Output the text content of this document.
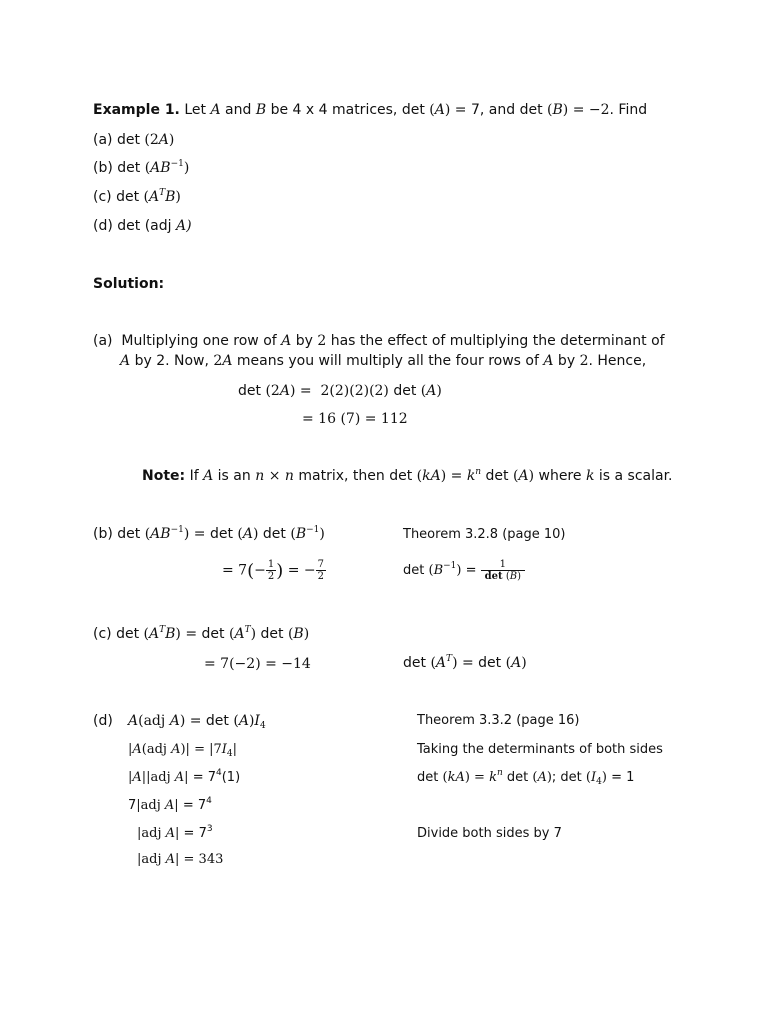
Example 1. Let A and B be 4 x 4 matrices, det (A) = 7, and det (B) = −2. Find
(a) det (2A)
(b) $\det (AB^{-1})$
(c) $\det (A^TB)$
(d) det (adj A)
Solution:
(a)  Multiplying one row of A by 2 has the effect of multiplying the determinant of
A by 2. Now, 2A means you will multiply all the four rows of A by 2. Hence,
det (2A) =  2(2)(2)(2) det (A)
= 16 (7) = 112
Note: If A is an n × n matrix, then $\det (kA) = k^n$ det (A) where k is a scalar.
(b) $\det (AB^{-1}) = \det (A)$ $\det (B^{-1})$
= $7(- \frac{1}{2}$ ) = − $\frac{7}{2}$
Theorem 3.2.8 (page 10)
$\det (B^{-1}) = \frac{1}{\det (B)}$
(c) $\det (A^TB) = \det (A^T)$ det (B)
= 7(−2) = −14	$\det (A^T) = \det (A)$
(d) A(adj $A) = \det (A)I_4$
|A(adj $A)| = |7I_4|$
|A||adj $A| = 7^4(1)$
7|adj $A| = 7^4$
|adj $A| = 7^3$
|adj A| = 343
Theorem 3.3.2 (page 16)
Taking the determinants of both sides
$\det (kA) = k^n$ det (A); $\det (I_4) = 1$
Divide both sides by 7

**EXERCISE DIRECTIONS**
Print each record exactly as it stands, leaving the images out.

**RESPONSE TO THE TASK**
Output the text content of this document.
Example 1. Let A and B be 4 x 4 matrices, det (A) = 7, and det (B) = −2. Find
(a) det (2A)
(b) $\det (AB^{-1})$
(c) $\det (A^TB)$
(d) det (adj A)
Solution:
(a)  Multiplying one row of A by 2 has the effect of multiplying the determinant of
A by 2. Now, 2A means you will multiply all the four rows of A by 2. Hence,
det (2A) =  2(2)(2)(2) det (A)
= 16 (7) = 112
Note: If A is an n × n matrix, then $\det (kA) = k^n$ det (A) where k is a scalar.
(b) $\det (AB^{-1}) = \det (A)$ $\det (B^{-1})$
= $7(- \frac{1}{2}$ ) = − $\frac{7}{2}$
Theorem 3.2.8 (page 10)
$\det (B^{-1}) = \frac{1}{\det (B)}$
(c) $\det (A^TB) = \det (A^T)$ det (B)
= 7(−2) = −14	$\det (A^T) = \det (A)$
(d) A(adj $A) = \det (A)I_4$
|A(adj $A)| = |7I_4|$
|A||adj $A| = 7^4(1)$
7|adj $A| = 7^4$
|adj $A| = 7^3$
|adj A| = 343
Theorem 3.3.2 (page 16)
Taking the determinants of both sides
$\det (kA) = k^n$ det (A); $\det (I_4) = 1$
Divide both sides by 7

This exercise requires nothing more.